## start PROVIDED RECORDS
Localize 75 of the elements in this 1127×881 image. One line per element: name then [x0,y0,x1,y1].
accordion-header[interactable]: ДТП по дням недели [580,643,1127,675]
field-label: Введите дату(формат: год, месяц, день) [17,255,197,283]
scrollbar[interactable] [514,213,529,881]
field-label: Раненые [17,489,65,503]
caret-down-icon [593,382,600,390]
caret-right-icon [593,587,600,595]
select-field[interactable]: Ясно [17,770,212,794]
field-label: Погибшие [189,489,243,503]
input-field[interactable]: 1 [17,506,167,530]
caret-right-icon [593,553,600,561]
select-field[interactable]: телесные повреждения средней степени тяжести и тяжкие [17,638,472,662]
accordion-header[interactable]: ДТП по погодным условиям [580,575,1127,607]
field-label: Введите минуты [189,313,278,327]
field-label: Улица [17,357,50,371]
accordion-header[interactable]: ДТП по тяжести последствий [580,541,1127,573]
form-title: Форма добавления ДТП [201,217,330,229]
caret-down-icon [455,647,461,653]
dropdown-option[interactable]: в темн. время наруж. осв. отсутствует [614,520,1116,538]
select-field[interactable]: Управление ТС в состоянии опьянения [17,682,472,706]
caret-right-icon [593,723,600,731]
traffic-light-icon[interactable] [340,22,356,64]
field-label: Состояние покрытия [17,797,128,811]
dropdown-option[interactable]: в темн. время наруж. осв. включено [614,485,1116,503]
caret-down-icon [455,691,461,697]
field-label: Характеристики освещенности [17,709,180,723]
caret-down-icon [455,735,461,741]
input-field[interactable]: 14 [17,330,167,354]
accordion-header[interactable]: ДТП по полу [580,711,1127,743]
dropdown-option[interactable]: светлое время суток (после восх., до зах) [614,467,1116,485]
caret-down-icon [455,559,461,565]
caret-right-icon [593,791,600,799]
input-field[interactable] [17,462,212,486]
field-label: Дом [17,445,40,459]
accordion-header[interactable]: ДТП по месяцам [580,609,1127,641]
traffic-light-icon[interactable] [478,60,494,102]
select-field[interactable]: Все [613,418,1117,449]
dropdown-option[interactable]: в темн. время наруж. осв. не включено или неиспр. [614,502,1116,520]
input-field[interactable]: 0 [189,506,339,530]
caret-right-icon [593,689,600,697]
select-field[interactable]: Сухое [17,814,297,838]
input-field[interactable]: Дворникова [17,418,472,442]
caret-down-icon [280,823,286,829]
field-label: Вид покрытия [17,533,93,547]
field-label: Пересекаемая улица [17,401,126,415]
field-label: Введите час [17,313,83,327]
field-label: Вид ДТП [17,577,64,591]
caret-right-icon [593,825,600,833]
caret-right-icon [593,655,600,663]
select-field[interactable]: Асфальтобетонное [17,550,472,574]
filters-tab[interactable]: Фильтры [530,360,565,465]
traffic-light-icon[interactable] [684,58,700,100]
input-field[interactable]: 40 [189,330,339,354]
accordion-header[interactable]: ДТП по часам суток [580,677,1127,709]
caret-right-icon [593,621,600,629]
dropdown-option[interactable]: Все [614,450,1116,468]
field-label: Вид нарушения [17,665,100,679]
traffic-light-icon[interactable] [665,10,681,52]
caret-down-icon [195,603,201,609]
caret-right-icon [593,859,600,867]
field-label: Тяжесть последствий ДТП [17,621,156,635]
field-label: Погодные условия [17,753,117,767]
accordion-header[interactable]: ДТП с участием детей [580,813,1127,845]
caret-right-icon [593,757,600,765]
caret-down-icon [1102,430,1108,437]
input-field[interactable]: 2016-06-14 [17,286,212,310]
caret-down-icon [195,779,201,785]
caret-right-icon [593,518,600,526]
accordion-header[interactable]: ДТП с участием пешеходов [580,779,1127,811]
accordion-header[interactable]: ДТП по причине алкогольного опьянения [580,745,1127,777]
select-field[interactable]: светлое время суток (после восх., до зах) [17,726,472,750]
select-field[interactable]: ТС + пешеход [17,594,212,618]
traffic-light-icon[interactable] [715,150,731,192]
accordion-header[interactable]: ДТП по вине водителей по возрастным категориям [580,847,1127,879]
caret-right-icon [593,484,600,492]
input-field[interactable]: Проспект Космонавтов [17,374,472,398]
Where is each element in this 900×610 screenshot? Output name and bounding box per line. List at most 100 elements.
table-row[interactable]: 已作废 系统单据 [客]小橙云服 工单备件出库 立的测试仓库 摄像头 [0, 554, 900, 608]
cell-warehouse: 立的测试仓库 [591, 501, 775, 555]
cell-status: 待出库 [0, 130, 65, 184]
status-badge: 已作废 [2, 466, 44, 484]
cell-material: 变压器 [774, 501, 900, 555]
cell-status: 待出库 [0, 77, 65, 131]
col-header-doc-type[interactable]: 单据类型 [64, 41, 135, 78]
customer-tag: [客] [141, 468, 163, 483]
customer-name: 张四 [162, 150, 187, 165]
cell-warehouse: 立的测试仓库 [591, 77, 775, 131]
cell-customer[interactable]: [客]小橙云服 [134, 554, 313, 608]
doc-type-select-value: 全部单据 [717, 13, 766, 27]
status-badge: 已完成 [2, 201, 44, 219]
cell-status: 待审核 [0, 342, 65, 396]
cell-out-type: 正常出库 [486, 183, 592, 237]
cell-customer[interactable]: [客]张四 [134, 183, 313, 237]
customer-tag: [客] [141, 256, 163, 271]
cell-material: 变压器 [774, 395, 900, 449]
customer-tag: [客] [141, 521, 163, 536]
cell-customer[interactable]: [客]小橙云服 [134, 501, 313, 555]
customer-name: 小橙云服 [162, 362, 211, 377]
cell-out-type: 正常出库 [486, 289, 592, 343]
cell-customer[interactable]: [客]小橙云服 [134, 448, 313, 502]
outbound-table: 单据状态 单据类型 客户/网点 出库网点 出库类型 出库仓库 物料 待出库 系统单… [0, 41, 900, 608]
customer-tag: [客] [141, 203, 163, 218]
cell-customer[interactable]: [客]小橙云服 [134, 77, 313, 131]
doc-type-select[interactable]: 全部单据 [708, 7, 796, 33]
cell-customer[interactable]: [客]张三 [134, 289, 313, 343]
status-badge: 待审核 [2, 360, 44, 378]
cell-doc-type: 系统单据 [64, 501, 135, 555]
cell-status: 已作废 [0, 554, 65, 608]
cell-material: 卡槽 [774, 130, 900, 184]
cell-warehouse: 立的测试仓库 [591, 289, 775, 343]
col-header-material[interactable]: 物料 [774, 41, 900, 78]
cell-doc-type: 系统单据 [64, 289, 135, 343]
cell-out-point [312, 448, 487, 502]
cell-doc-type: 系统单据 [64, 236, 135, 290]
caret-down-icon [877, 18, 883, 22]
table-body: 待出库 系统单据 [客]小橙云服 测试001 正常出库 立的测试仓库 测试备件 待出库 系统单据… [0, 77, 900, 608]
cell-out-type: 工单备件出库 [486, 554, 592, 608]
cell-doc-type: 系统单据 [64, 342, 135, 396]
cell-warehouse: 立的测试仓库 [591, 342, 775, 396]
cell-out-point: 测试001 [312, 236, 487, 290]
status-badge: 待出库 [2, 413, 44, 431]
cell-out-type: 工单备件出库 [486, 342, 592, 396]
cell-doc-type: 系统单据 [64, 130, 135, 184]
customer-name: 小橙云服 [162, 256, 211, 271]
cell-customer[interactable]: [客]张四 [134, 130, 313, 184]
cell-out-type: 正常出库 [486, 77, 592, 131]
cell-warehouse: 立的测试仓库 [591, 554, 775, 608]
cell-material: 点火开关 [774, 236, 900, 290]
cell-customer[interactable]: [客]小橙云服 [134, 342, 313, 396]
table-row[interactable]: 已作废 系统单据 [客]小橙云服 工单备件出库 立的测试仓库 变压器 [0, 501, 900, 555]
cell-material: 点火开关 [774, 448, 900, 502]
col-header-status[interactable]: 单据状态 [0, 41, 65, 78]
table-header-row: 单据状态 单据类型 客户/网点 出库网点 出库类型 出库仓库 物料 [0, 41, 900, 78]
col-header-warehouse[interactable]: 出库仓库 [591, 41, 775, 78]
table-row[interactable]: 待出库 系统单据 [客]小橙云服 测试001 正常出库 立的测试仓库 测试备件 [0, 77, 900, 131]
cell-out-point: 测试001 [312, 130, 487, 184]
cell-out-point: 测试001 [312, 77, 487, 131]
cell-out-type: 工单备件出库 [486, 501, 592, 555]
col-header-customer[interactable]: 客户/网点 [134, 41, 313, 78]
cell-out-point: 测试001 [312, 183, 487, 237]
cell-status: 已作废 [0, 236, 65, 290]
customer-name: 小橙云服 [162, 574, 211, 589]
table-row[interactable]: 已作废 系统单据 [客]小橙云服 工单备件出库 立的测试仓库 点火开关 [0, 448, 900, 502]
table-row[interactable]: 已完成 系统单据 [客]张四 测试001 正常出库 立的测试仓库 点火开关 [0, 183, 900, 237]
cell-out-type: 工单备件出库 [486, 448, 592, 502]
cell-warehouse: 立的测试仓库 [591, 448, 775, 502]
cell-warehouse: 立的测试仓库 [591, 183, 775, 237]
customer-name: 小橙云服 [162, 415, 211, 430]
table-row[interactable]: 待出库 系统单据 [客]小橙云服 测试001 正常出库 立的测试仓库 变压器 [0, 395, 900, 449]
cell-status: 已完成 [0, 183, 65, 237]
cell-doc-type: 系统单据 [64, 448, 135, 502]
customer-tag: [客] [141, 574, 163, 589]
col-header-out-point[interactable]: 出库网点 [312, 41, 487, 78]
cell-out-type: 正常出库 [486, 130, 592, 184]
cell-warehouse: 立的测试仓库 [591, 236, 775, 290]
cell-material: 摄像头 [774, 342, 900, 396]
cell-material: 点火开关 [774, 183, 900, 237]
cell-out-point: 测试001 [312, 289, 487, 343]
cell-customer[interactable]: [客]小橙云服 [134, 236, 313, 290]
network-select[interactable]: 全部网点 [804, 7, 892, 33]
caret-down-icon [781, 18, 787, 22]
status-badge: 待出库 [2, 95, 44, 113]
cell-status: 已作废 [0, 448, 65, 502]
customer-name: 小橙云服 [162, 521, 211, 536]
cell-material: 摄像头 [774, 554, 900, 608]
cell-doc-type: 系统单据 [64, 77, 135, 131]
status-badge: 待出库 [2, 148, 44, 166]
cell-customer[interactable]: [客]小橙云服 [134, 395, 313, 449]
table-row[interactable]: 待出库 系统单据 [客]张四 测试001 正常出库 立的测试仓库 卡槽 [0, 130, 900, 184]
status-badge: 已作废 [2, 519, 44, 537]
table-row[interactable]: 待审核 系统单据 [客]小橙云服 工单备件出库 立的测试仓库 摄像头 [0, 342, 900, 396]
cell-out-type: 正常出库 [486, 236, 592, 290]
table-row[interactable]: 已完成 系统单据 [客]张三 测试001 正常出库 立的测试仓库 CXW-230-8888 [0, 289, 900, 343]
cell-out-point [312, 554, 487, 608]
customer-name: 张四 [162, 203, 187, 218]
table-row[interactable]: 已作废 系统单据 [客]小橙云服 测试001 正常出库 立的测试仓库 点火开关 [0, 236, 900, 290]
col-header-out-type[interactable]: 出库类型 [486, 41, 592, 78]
## end PROVIDED RECORDS
● **WRITTEN PROBLEM**: Starting with the first line of the items and going through the line containing "field-label: Введите минуты [189,313,278,327]", rewrite those lines as a numbered list, leaving out any blank lines.

● **THE RESULT**:
1. Localize 75 of the elements in this 1127×881 image. One line per element: name then [x0,y0,x1,y1].
2. accordion-header[interactable]: ДТП по дням недели [580,643,1127,675]
3. field-label: Введите дату(формат: год, месяц, день) [17,255,197,283]
4. scrollbar[interactable] [514,213,529,881]
5. field-label: Раненые [17,489,65,503]
6. caret-down-icon [593,382,600,390]
7. caret-right-icon [593,587,600,595]
8. select-field[interactable]: Ясно [17,770,212,794]
9. field-label: Погибшие [189,489,243,503]
10. input-field[interactable]: 1 [17,506,167,530]
11. caret-right-icon [593,553,600,561]
12. select-field[interactable]: телесные повреждения средней степени тяжести и тяжкие [17,638,472,662]
13. accordion-header[interactable]: ДТП по погодным условиям [580,575,1127,607]
14. field-label: Введите минуты [189,313,278,327]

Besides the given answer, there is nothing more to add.